**The task:** From the entries below, gather each line containing the word "benzoyl".

**Data shown:**
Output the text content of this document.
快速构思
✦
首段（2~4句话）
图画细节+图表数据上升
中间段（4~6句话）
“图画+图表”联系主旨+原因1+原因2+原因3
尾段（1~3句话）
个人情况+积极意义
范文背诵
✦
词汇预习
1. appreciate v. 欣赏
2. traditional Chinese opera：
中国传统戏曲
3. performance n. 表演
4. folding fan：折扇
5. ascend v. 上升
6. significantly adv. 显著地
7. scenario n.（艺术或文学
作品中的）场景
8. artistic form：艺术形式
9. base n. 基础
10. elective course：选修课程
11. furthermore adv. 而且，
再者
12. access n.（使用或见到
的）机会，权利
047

* * *

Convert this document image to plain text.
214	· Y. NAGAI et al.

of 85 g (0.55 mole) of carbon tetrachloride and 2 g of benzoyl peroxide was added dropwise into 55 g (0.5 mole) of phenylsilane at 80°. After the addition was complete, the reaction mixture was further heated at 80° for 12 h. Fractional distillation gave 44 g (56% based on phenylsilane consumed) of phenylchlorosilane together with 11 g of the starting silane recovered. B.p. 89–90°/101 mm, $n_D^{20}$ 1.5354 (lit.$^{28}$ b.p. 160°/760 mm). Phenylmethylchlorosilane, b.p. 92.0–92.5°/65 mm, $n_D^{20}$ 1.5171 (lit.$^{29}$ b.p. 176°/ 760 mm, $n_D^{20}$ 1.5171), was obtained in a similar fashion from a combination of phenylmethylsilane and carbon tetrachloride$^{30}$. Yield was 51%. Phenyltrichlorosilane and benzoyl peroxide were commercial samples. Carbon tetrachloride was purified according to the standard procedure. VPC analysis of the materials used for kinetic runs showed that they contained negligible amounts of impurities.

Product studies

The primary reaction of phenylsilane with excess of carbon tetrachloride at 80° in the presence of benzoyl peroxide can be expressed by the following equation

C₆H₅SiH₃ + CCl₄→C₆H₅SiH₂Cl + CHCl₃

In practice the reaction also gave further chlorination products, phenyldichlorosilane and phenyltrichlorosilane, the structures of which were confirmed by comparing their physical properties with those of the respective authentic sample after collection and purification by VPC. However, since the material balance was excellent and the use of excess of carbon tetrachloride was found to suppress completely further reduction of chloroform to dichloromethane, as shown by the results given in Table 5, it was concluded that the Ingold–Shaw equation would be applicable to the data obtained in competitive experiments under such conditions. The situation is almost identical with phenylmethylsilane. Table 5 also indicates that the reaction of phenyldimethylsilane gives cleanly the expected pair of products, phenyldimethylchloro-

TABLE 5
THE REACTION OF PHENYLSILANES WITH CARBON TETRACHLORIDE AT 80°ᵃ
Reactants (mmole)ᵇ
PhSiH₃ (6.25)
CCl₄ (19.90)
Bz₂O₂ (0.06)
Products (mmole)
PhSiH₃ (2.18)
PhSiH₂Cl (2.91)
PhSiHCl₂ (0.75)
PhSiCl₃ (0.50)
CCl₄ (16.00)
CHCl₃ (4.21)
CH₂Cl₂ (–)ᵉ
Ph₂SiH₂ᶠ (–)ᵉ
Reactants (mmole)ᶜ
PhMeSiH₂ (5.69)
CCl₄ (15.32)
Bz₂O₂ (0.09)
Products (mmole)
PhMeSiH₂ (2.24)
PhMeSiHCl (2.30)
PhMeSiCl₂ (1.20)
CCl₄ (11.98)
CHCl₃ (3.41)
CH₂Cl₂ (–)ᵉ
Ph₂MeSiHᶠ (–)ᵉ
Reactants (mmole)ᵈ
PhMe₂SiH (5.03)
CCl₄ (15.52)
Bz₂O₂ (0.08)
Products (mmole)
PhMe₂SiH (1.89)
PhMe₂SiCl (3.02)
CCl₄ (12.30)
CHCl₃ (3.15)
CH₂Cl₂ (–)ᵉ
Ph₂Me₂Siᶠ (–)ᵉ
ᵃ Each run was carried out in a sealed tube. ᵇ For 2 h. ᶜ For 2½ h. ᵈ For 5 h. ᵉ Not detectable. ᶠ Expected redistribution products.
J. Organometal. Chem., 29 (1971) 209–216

**Response to the exercise:**
of 85 g (0.55 mole) of carbon tetrachloride and 2 g of benzoyl peroxide was added dropwise into 55 g (0.5 mole) of phenylsilane at 80°. After the addition was complete, the reaction mixture was further heated at 80° for 12 h. Fractional distillation gave 44 g (56% based on phenylsilane consumed) of phenylchlorosilane together with 11 g of the starting silane recovered. B.p. 89–90°/101 mm, $n_D^{20}$ 1.5354 (lit.$^{28}$ b.p. 160°/760 mm). Phenylmethylchlorosilane, b.p. 92.0–92.5°/65 mm, $n_D^{20}$ 1.5171 (lit.$^{29}$ b.p. 176°/ 760 mm, $n_D^{20}$ 1.5171), was obtained in a similar fashion from a combination of phenylmethylsilane and carbon tetrachloride$^{30}$. Yield was 51%. Phenyltrichlorosilane and benzoyl peroxide were commercial samples. Carbon tetrachloride was purified according to the standard procedure. VPC analysis of the materials used for kinetic runs showed that they contained negligible amounts of impurities.
The primary reaction of phenylsilane with excess of carbon tetrachloride at 80° in the presence of benzoyl peroxide can be expressed by the following equation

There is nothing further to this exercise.